— start of Stored records —

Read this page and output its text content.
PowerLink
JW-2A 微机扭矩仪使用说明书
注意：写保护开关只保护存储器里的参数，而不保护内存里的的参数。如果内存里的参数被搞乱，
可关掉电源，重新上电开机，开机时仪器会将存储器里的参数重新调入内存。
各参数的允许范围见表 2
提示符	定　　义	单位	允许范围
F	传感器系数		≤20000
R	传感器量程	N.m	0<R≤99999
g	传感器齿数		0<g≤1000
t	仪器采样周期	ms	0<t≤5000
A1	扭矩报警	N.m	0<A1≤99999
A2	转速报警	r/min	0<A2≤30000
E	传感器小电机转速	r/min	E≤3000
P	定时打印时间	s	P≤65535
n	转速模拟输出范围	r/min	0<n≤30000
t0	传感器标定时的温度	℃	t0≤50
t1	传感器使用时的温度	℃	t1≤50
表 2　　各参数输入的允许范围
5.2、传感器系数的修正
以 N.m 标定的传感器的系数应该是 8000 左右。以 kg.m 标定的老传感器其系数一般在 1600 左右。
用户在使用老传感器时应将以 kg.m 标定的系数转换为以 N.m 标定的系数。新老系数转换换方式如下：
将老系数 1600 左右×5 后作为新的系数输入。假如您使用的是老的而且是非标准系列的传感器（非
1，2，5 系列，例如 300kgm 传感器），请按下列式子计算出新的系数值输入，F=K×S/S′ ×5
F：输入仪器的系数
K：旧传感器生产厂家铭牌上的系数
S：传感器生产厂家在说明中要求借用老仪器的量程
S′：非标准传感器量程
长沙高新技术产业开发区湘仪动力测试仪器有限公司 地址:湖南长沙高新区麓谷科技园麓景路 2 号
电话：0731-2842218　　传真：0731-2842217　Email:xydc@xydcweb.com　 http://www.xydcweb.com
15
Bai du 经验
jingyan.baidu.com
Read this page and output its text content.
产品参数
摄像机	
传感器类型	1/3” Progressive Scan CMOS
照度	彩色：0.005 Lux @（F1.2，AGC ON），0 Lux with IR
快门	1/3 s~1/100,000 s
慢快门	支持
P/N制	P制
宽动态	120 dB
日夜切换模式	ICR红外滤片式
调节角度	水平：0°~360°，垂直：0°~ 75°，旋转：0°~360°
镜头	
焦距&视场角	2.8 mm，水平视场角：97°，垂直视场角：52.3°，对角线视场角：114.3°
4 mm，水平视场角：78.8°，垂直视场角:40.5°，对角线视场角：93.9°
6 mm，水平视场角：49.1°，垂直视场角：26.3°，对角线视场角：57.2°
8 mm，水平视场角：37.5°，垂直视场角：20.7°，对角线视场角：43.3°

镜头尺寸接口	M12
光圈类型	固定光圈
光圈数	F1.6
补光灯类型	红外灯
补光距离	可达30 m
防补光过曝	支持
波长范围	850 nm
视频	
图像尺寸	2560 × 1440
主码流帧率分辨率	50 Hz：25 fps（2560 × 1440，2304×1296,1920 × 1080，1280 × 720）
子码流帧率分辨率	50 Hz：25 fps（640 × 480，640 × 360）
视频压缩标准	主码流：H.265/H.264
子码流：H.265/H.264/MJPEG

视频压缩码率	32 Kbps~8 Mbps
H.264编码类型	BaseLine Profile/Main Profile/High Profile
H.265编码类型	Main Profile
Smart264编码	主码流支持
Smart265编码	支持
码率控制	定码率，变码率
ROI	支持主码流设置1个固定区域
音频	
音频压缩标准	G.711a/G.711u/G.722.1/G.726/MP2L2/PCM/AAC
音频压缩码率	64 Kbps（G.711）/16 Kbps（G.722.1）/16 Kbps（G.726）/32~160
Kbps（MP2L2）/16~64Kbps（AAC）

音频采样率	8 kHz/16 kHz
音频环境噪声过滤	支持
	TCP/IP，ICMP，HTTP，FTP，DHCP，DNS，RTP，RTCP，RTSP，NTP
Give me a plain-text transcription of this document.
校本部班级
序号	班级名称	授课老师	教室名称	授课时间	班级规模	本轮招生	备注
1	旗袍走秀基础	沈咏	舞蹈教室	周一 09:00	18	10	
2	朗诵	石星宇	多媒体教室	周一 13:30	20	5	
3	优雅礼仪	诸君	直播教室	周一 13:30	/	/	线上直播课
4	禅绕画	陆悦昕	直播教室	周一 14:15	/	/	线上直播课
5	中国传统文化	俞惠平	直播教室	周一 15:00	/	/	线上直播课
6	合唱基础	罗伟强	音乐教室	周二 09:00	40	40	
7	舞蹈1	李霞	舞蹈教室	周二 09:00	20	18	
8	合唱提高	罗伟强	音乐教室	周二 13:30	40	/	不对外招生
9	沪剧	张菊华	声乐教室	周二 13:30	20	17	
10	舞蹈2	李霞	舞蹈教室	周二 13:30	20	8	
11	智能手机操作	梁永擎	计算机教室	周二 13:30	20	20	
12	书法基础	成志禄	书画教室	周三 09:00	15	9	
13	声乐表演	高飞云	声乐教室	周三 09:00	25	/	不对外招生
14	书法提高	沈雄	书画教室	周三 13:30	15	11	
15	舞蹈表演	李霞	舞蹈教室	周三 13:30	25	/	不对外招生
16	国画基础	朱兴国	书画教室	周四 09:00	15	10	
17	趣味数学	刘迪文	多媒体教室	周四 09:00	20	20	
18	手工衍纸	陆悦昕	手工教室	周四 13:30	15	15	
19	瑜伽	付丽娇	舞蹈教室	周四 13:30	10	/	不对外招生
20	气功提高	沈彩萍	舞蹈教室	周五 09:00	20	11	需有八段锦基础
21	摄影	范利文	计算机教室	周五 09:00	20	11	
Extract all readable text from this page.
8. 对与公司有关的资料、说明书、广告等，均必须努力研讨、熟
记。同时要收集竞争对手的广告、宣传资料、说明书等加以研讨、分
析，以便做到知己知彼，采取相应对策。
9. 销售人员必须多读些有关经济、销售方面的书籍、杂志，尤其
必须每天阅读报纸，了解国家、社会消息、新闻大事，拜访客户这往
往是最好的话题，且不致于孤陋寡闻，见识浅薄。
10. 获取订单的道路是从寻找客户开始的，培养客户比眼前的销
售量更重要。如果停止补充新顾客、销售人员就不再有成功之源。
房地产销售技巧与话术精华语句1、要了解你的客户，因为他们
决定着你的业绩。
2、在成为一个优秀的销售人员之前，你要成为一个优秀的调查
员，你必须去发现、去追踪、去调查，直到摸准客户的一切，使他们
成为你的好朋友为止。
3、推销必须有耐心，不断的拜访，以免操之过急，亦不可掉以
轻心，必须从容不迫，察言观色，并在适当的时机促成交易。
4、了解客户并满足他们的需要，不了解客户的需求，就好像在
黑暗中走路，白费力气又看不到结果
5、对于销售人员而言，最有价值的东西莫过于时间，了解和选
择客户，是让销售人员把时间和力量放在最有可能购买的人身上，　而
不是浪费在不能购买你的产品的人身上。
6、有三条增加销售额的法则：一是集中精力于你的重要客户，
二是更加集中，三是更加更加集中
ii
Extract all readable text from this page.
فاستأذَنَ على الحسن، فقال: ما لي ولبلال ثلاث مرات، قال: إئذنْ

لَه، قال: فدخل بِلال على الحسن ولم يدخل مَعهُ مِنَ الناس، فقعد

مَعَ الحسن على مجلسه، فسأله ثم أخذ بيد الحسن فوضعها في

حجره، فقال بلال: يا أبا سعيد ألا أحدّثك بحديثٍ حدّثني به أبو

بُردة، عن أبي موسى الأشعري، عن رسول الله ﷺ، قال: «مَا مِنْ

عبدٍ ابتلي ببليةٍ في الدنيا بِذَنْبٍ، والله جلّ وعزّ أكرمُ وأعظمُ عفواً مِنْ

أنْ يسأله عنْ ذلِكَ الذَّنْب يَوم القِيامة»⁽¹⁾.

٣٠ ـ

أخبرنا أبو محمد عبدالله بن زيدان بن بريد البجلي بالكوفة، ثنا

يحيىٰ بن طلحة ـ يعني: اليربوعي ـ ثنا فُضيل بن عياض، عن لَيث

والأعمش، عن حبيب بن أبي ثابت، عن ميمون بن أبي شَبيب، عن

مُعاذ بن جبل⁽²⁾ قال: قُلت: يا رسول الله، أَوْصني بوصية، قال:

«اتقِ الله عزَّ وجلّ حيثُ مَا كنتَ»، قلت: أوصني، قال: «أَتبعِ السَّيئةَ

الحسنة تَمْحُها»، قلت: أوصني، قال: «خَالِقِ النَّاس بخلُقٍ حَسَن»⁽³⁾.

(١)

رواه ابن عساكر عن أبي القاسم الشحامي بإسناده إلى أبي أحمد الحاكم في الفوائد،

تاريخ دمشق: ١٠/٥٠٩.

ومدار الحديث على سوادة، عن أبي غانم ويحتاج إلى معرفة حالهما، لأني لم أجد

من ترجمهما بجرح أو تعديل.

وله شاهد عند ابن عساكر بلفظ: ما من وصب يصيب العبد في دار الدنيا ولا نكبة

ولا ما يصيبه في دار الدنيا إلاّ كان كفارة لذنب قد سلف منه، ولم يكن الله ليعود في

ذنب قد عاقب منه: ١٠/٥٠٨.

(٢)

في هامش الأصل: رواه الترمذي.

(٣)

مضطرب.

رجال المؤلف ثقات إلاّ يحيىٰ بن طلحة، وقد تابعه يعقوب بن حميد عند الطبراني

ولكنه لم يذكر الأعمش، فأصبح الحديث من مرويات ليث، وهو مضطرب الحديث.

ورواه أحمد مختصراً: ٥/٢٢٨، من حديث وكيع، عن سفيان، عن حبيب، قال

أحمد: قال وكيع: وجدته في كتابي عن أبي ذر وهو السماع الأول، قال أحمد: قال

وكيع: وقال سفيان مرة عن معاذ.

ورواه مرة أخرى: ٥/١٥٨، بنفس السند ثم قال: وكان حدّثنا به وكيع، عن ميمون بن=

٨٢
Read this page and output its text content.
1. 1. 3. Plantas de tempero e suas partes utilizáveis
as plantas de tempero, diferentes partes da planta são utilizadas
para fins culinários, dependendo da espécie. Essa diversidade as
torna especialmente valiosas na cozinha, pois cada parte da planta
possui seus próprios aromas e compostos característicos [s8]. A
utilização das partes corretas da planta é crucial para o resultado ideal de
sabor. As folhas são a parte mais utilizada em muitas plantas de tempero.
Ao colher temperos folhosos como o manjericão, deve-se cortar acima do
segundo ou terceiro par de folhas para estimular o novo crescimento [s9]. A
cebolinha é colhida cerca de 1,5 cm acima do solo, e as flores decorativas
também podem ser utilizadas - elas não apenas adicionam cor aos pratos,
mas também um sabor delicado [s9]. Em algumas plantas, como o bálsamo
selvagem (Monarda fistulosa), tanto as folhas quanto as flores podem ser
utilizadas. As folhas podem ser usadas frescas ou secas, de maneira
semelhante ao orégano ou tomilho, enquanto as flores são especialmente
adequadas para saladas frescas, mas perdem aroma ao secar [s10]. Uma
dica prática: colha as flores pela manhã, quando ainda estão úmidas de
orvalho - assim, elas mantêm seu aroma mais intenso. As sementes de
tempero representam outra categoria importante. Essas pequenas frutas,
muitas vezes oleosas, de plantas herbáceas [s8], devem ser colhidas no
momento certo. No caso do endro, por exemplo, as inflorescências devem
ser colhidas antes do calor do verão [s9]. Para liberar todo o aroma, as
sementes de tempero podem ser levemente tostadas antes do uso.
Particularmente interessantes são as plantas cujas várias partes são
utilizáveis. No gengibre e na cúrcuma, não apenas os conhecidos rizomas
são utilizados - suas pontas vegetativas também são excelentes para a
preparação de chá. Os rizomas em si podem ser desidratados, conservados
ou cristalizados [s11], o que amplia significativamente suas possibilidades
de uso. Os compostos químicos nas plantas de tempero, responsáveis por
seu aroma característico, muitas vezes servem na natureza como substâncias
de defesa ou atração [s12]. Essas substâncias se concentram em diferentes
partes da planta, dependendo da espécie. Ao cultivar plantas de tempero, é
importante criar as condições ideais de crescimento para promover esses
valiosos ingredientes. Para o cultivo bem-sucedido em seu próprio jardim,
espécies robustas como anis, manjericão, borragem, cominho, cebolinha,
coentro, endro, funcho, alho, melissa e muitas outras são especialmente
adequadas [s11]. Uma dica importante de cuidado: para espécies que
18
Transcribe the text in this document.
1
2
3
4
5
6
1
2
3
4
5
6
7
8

— end of Stored records —

→ **Task brief**
Every line that holds the word "سفيان" should be extracted.

→ **Solution to this task**
ورواه أحمد مختصراً: ٥/٢٢٨، من حديث وكيع، عن سفيان، عن حبيب، قال
وكيع: وقال سفيان مرة عن معاذ.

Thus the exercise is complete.